=== Records supplied ===
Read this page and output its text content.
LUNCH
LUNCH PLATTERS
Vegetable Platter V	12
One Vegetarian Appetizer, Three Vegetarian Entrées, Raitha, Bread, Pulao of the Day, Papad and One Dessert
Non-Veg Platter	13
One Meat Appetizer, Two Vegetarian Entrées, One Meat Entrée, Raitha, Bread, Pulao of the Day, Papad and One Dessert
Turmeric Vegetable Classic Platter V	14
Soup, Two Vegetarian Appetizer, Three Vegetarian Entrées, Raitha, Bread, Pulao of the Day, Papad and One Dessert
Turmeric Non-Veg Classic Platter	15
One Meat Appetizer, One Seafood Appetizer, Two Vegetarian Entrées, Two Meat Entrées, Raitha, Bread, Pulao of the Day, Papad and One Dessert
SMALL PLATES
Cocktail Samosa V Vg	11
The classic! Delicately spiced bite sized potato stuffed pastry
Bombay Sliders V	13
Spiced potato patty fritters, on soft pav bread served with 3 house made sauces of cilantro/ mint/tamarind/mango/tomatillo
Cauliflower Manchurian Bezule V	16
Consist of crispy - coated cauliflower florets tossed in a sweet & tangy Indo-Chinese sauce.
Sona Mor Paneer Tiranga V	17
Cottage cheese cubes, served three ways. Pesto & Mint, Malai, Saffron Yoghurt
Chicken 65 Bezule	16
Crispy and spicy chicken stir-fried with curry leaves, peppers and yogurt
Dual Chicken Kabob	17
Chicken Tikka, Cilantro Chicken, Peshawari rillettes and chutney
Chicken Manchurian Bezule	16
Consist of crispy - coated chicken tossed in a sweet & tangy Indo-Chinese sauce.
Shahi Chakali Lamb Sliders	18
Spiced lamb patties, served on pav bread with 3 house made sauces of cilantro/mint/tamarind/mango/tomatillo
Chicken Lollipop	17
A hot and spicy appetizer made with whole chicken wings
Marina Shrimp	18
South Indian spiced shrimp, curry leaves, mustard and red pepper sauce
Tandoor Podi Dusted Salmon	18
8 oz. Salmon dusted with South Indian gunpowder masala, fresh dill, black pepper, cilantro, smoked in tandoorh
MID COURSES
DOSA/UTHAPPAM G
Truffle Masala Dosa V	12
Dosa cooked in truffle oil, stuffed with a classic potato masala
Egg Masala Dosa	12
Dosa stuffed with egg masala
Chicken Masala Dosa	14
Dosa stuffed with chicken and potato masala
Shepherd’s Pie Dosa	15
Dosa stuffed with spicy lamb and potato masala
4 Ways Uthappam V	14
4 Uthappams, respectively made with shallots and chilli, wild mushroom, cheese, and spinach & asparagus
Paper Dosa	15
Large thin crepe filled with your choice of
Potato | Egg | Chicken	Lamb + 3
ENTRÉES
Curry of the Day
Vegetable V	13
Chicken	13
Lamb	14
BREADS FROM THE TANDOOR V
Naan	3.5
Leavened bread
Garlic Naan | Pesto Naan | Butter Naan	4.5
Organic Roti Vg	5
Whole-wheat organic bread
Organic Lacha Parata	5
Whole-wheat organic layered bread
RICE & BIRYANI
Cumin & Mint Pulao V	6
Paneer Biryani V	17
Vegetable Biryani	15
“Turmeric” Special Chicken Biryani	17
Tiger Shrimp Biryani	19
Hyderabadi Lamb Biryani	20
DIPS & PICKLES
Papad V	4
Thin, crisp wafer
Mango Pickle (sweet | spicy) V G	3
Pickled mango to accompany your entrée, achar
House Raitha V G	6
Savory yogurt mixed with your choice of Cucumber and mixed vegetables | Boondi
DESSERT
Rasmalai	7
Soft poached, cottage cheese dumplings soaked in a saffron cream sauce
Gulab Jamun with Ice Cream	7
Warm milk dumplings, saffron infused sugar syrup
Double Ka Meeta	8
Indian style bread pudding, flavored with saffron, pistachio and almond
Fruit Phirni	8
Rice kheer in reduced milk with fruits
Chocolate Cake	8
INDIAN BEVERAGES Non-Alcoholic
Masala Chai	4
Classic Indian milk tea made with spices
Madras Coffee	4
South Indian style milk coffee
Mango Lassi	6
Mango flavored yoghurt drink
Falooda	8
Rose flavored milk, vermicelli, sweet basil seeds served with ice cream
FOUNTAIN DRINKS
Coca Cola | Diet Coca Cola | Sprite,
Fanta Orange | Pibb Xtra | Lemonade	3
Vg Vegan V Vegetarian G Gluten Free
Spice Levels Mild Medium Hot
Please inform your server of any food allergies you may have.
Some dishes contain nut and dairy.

=== Directions ===
Pick out each line that holds the string "wheat".

=== Solution below ===
Whole-wheat organic bread
Whole-wheat organic layered bread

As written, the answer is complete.